__Fragmento del texto__:
Desde mi punto de vista, ahí reside uno de los principales problemas que tiene hoy la política en su versión más tradicional e institucionalizada. Al centrar todos sus esfuerzos en la adquisición y conservación del poder, y entender que todo lo que escapa a esa voluntad es puramente instrumental, lo que provoca es una constante sangría del interés de la gente sobre esa forma de entender la política y sobre sus protagonistas. A los políticos profesionales parece no importarles los problemas de la gente de una manera sustantiva. Su aparente interés es visto como meramente instrumental. Si están en el gobierno, tienden a minusvalorar los problemas y piden más tiempo de poder para poner en práctica sus soluciones. Si están en la oposición, aprovechan todo problema para erosionar al contrario y atribuirle todas las responsabilidades, afirmando al mismo tiempo que todo se solucionará cuando ellos gobiernen. Se cruzan acusaciones, se personalizan responsabilidades, y los problemas quedan en un segundo plano. Ese juego, de tan repetido e insistente, resulta ya tremendamente aburrido y poco significativo para los que sufren directamente los problemas. La gente se aleja cada vez más de esa política, cuando precisamente la política, otra política, es cada vez más necesaria. Es significativo observar como los nuevos debates, las nuevas inquietudes, las identidades, los proyectos y los malestares cotidianos se van desarrollando cada vez más a espaldas de la dinámica partidaria e institucional.

[Entradas de datos]
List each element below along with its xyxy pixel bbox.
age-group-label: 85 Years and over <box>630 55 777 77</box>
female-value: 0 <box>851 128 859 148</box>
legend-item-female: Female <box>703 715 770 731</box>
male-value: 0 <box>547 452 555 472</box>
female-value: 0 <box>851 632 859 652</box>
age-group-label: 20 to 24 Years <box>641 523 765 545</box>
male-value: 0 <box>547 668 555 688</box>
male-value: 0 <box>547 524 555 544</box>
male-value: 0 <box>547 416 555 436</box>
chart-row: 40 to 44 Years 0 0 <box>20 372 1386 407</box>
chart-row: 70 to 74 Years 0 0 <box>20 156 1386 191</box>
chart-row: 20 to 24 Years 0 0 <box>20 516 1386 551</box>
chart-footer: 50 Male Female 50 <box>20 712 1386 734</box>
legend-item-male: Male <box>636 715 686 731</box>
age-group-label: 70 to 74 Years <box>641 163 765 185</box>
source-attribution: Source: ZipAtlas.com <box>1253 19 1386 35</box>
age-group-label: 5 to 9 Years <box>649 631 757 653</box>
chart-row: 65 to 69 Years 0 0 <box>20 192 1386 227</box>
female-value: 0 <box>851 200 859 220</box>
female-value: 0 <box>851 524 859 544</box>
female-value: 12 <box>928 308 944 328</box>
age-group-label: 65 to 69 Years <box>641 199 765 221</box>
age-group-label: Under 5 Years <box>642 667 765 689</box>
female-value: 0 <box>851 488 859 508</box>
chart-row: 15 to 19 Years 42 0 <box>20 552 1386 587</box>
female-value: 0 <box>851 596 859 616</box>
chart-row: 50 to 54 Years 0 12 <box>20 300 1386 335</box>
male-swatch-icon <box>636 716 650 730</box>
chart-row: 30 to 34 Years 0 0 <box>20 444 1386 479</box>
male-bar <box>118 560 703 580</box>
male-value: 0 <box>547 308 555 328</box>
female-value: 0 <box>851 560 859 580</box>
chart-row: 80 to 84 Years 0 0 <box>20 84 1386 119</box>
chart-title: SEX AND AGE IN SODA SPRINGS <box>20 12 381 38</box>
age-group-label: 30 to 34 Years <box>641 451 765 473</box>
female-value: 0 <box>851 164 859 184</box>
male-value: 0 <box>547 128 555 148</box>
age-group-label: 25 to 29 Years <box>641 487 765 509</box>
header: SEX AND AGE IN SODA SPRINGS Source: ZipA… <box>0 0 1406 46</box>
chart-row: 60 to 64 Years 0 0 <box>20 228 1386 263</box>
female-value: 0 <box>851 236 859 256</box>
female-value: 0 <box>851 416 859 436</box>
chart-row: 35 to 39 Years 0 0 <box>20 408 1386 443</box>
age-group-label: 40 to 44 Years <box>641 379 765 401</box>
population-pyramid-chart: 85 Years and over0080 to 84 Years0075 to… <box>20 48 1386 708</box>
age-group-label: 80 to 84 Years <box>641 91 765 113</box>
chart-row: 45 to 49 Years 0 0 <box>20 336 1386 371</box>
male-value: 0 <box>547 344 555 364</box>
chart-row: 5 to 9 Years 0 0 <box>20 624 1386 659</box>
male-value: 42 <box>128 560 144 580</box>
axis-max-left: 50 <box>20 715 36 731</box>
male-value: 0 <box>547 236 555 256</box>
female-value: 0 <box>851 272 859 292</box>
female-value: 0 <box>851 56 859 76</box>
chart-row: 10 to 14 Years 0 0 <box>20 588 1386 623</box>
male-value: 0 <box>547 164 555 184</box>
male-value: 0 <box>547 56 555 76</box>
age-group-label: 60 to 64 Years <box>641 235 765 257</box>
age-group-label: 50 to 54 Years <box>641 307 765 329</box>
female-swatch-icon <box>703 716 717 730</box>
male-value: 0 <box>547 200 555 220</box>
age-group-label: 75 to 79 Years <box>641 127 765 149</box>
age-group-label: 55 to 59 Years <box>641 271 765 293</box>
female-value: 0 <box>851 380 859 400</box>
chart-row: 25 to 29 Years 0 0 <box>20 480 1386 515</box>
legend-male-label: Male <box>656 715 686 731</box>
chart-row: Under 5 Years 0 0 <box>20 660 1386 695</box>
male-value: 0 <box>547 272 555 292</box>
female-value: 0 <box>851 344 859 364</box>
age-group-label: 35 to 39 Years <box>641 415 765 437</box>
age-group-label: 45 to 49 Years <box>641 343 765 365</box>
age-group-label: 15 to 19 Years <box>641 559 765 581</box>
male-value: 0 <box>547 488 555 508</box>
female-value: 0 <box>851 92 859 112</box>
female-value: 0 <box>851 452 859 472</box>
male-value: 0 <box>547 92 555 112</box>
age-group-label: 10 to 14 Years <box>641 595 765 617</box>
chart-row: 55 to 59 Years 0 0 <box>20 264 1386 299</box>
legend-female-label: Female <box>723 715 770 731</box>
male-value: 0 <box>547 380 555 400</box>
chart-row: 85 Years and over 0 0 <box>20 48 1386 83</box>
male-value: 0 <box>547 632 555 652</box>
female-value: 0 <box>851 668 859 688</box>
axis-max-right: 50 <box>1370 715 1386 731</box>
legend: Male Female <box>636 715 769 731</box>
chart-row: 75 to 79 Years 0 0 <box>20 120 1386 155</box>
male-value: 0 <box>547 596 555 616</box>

__Tarea solicitada A__: Traduce al inglés esta oración del fragmento sobre la política: "Ese juego, de tan repetido e insistente, resulta ya tremendamente aburrido y poco significativo para los que sufren directamente los problemas."
__Tarea solicitada B__: Según el fragmento sobre la política, ¿qué se va desarrollando cada vez más a espaldas de la dinámica partidaria e institucional? Enuméralo todo.
__Tarea solicitada C__: Prosigue el fragmento sobre la política a partir de su última oración.
El material es independiente del fragmento y no guarda relación con él.

__Respuesta A__: That game, so repeated and insistent, has by now become tremendously boring and of little meaning to those who directly suffer the problems.

__Respuesta B__:
- los nuevos debates
- las nuevas inquietudes
- las identidades
- los proyectos
- los malestares cotidianos

__Respuesta C__:
Los problemas de la ambigüedad política no derivan de la legítima voluntad de encuadrar voluntades en un diseño amplio sobre cómo enfrentarse a los problemas sociales, sino en convertir esa ambigüedad en estrategia destinada únicamente a mantener o acceder al poder, sea cual sea el problema de que se trate. Los problemas de la gente admiten cada día menos ambigüedades. No se puede ser ambiguo ante la precariedad laboral, ante los nuevos fenómenos de exclusión social, ante las condiciones de vida de los inmigrantes y de otros colectivos, ante la creciente mercantilización de la vida social, ante las carencias de servicios básicos y de ayudas para las familias, ante la falta de prestaciones dignas para ancianos, o ante la testarudez con que se siguen políticas de desarrollo totalmente insostenibles. Hay una demanda insatisfecha de valores, de identidad colectiva. Y con la política entendida como ambigüedad no se va en esa línea, sólo se consigue desafección democrática, alejamiento ciudadano y brotes de cólera o insolidaridad social cada vez menos manejables. La política y los políticos tienen que afrontar sin ambages los problemas reales de la gente, y trabajar para conseguir consensos que permitan abordarlos. Consensos que no tienen por qué difuminar ni oscurecer las significativas y aún existentes diferencias ideológicas. Necesitamos visiones claras y contrastadas de hacia dónde tenemos que ir. Nuevas formas de relacionar sociedad y política, nuevos diseños institucionales. Y en ese terreno cada vez hay menos espacio para la ambigüedad.